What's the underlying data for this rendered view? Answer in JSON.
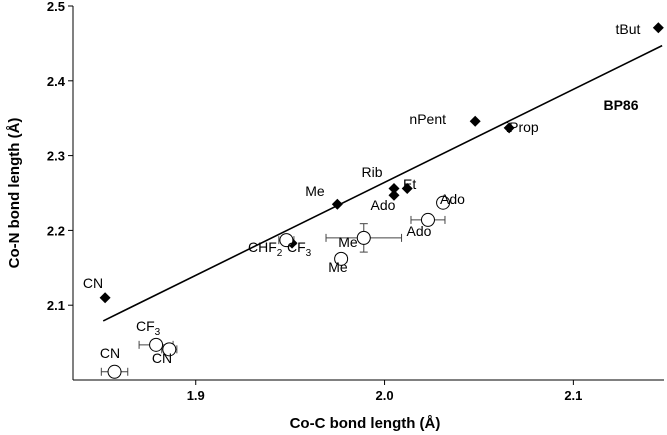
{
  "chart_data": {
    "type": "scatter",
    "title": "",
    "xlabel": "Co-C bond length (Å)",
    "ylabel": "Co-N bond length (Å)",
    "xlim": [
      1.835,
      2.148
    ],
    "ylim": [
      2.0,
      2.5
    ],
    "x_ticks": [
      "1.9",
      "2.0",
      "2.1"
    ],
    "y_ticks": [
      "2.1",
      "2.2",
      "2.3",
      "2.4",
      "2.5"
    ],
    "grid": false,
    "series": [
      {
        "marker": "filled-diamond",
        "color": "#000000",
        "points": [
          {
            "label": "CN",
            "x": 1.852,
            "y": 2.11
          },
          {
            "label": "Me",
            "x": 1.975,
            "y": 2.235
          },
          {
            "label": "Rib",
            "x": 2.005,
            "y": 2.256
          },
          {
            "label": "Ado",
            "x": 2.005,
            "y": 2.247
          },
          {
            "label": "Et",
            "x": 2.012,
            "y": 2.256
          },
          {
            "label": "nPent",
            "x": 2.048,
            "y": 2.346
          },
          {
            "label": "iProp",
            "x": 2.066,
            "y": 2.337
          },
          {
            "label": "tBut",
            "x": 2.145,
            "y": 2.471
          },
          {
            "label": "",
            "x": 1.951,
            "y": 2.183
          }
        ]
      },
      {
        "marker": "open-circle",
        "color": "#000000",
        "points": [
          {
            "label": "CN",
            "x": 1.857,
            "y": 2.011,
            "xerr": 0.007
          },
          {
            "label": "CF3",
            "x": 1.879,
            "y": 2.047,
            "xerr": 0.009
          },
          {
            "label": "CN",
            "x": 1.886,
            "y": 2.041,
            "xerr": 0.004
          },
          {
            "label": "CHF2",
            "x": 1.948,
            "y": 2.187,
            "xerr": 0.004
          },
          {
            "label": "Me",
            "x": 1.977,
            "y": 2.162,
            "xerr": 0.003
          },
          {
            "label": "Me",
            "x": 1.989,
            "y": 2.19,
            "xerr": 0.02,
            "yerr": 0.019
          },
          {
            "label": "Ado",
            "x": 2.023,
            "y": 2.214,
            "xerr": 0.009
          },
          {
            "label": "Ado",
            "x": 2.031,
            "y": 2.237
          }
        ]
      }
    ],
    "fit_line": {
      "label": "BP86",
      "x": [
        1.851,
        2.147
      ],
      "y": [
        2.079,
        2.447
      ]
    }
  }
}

What this task involves:
Pick every line with "length" in it and copy it.

Output of the exercise:
    "xlabel": "Co-C bond length (Å)",
    "ylabel": "Co-N bond length (Å)",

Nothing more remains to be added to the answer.